** Start of Extracted material **
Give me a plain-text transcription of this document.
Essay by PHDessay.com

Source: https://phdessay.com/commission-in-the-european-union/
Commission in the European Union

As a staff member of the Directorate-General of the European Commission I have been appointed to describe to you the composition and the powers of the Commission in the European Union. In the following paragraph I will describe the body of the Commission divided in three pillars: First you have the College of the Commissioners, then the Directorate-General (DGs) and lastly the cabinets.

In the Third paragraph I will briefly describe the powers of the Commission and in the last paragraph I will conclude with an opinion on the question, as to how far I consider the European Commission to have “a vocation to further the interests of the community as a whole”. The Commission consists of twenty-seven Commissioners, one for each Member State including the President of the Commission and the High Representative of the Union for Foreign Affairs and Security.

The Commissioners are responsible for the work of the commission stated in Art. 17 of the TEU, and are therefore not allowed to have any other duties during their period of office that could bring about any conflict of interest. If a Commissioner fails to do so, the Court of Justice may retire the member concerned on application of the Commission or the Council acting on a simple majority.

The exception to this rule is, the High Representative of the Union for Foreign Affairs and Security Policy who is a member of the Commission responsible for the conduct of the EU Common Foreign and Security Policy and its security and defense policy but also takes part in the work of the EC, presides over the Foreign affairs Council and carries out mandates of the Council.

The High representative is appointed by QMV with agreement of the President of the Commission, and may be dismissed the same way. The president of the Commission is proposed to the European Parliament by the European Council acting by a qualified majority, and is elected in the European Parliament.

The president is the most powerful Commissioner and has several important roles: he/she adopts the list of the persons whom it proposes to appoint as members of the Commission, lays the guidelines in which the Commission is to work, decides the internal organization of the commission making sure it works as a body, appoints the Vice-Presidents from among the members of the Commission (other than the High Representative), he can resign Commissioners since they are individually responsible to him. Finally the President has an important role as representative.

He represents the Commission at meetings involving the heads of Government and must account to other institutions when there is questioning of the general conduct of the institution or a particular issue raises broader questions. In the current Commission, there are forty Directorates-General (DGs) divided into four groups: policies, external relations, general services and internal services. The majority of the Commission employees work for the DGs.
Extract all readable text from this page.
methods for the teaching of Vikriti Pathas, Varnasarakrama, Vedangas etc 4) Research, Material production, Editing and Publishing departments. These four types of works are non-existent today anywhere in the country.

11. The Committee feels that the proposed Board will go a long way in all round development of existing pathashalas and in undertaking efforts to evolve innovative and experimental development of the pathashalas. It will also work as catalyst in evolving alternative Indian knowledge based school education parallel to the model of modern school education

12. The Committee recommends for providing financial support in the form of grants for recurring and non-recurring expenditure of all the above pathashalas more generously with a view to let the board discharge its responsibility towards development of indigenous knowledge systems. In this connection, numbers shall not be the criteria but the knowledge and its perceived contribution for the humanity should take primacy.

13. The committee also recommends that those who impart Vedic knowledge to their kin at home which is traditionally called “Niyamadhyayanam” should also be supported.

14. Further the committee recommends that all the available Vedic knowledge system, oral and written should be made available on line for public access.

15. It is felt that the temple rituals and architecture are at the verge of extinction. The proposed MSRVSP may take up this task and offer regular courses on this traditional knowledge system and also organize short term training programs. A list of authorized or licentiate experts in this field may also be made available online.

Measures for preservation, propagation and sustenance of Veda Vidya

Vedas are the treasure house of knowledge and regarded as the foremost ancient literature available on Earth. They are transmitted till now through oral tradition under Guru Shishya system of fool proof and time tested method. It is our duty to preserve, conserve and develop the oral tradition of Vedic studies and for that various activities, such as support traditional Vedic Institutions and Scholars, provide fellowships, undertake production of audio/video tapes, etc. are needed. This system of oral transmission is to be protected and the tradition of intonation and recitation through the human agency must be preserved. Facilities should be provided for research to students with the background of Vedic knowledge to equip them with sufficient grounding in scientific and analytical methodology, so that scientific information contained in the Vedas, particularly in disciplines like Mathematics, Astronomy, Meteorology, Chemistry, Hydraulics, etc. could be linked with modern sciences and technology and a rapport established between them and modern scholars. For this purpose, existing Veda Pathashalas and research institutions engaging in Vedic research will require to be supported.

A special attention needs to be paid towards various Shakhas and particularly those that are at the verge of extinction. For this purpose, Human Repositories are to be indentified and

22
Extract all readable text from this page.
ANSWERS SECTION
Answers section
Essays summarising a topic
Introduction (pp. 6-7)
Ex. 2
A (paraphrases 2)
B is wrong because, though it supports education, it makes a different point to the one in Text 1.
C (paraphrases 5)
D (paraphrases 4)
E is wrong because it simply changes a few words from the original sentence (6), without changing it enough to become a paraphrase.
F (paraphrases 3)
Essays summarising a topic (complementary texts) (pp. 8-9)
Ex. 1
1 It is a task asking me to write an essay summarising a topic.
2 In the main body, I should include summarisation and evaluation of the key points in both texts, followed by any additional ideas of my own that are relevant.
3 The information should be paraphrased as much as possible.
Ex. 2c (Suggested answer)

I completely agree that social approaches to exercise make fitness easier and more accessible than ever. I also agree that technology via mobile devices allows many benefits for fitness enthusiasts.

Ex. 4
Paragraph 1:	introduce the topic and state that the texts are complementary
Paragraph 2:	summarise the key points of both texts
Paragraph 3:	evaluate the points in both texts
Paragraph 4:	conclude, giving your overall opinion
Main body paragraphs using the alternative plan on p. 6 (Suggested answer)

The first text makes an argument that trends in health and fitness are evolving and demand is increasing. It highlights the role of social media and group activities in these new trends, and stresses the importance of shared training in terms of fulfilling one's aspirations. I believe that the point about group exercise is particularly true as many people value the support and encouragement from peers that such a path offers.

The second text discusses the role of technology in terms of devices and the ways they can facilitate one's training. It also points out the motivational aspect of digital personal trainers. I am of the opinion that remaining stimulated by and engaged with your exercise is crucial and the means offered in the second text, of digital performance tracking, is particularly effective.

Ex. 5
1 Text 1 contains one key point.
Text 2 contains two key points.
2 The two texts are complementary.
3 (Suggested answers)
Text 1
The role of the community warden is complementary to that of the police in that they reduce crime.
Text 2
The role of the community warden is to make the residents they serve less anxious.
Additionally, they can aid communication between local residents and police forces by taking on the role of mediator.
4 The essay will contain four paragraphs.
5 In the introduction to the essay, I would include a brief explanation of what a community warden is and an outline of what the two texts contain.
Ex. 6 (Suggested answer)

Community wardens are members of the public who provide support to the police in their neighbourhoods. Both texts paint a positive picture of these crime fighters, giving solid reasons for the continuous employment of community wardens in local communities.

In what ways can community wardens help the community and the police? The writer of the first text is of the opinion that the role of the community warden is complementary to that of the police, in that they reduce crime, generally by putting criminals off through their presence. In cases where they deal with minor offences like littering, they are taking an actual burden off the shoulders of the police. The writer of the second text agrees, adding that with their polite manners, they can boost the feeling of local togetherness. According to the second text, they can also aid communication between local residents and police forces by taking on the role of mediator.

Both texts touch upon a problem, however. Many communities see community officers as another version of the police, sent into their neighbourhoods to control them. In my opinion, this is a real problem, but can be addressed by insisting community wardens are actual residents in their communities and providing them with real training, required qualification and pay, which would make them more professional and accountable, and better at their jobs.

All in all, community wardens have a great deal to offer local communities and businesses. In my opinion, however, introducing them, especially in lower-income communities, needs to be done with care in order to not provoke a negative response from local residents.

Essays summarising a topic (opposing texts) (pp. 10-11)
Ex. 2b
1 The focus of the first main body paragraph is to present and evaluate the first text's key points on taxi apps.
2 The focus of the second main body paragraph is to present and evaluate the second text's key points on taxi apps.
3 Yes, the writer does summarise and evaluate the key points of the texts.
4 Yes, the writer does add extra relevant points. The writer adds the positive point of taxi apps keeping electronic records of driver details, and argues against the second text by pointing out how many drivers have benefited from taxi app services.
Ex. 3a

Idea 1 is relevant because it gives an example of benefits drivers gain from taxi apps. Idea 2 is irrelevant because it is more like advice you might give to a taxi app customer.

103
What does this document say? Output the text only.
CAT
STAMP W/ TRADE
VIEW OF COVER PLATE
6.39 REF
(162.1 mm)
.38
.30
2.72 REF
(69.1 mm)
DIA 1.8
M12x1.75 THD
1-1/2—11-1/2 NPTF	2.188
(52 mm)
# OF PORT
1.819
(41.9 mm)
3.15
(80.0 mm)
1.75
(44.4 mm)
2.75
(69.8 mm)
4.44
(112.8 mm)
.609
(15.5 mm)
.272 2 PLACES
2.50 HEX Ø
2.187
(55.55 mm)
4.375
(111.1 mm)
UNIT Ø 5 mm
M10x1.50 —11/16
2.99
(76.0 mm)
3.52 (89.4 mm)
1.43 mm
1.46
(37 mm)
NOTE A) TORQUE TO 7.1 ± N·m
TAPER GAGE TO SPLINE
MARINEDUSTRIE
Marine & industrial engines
** End of Extracted material **
Your goal =
Return the lines above, from the one containing "What does this" to the end, exactly as they stand.

Full response =
What does this document say? Output the text only.
CAT
STAMP W/ TRADE
VIEW OF COVER PLATE
6.39 REF
(162.1 mm)
.38
.30
2.72 REF
(69.1 mm)
DIA 1.8
M12x1.75 THD
1-1/2—11-1/2 NPTF	2.188
(52 mm)
# OF PORT
1.819
(41.9 mm)
3.15
(80.0 mm)
1.75
(44.4 mm)
2.75
(69.8 mm)
4.44
(112.8 mm)
.609
(15.5 mm)
.272 2 PLACES
2.50 HEX Ø
2.187
(55.55 mm)
4.375
(111.1 mm)
UNIT Ø 5 mm
M10x1.50 —11/16
2.99
(76.0 mm)
3.52 (89.4 mm)
1.43 mm
1.46
(37 mm)
NOTE A) TORQUE TO 7.1 ± N·m
TAPER GAGE TO SPLINE
MARINEDUSTRIE
Marine & industrial engines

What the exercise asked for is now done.